Work to complete
Give only the number of lines that contain the word "triangle".

Data shown
*****

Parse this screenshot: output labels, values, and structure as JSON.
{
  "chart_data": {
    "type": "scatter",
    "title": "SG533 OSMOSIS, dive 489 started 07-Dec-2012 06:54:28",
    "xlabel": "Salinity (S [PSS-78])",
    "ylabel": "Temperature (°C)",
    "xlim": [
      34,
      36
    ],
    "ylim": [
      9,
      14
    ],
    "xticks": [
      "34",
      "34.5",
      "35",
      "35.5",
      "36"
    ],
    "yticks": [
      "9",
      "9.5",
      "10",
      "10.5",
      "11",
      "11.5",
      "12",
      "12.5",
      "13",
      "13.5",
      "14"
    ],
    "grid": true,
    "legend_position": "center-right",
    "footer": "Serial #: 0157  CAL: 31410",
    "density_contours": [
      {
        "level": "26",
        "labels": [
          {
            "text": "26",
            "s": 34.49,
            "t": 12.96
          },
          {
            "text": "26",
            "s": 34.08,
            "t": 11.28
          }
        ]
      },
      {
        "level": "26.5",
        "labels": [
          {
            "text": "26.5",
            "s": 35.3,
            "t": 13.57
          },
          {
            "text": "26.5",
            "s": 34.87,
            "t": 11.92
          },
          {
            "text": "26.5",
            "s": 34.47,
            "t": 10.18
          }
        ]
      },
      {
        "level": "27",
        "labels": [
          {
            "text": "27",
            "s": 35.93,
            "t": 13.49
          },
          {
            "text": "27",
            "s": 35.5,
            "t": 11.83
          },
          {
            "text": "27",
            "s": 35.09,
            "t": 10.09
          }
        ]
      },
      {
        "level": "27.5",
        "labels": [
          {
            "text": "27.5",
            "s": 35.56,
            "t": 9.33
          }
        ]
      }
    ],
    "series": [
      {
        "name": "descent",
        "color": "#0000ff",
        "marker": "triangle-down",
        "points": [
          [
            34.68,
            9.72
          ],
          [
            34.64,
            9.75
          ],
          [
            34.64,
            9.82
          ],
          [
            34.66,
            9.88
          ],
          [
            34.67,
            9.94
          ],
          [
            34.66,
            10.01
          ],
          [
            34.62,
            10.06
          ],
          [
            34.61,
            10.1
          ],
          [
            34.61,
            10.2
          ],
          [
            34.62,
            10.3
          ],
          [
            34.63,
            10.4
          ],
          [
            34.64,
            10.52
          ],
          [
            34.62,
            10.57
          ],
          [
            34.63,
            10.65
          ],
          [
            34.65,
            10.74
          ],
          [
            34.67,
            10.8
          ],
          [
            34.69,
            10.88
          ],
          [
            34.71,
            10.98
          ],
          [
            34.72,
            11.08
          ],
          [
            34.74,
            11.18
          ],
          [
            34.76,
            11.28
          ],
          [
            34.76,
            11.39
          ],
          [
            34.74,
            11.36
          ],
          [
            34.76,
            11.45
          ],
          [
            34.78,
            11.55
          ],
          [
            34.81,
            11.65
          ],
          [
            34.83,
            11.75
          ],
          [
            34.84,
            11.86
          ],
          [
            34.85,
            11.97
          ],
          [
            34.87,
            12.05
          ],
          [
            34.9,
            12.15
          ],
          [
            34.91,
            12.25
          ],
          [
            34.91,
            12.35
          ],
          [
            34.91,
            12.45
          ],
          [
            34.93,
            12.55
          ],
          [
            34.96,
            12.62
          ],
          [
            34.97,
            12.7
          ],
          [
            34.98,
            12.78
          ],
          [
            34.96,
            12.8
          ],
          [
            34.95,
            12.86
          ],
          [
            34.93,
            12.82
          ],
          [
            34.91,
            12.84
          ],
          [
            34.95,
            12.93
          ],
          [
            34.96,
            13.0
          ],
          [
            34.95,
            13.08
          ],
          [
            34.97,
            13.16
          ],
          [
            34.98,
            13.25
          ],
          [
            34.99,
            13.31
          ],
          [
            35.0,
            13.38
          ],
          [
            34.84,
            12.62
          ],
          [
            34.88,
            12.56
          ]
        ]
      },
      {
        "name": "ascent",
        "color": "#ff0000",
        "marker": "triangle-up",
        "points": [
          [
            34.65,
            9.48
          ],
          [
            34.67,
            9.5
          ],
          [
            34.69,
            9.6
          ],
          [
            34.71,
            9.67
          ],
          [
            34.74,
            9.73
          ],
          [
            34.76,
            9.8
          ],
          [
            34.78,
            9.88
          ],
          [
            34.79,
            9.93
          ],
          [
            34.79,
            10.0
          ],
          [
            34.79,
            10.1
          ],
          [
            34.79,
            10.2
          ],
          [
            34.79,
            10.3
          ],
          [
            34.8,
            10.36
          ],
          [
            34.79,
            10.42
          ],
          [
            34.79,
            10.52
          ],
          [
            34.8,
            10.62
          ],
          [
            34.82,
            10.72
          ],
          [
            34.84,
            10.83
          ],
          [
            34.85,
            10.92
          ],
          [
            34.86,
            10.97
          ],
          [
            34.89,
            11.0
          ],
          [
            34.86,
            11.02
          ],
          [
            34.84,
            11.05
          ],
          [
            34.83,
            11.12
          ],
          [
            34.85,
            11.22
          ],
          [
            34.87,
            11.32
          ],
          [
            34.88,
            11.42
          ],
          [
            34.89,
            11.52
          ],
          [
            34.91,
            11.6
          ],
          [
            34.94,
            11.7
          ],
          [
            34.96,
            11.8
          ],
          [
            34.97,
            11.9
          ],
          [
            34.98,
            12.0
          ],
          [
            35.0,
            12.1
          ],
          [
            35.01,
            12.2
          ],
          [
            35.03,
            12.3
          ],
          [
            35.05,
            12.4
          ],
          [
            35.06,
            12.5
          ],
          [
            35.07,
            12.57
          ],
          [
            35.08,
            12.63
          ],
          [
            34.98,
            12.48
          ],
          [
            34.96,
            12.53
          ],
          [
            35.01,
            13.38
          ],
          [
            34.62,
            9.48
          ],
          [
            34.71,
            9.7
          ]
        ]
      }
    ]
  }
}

*****

Result for this exercise
2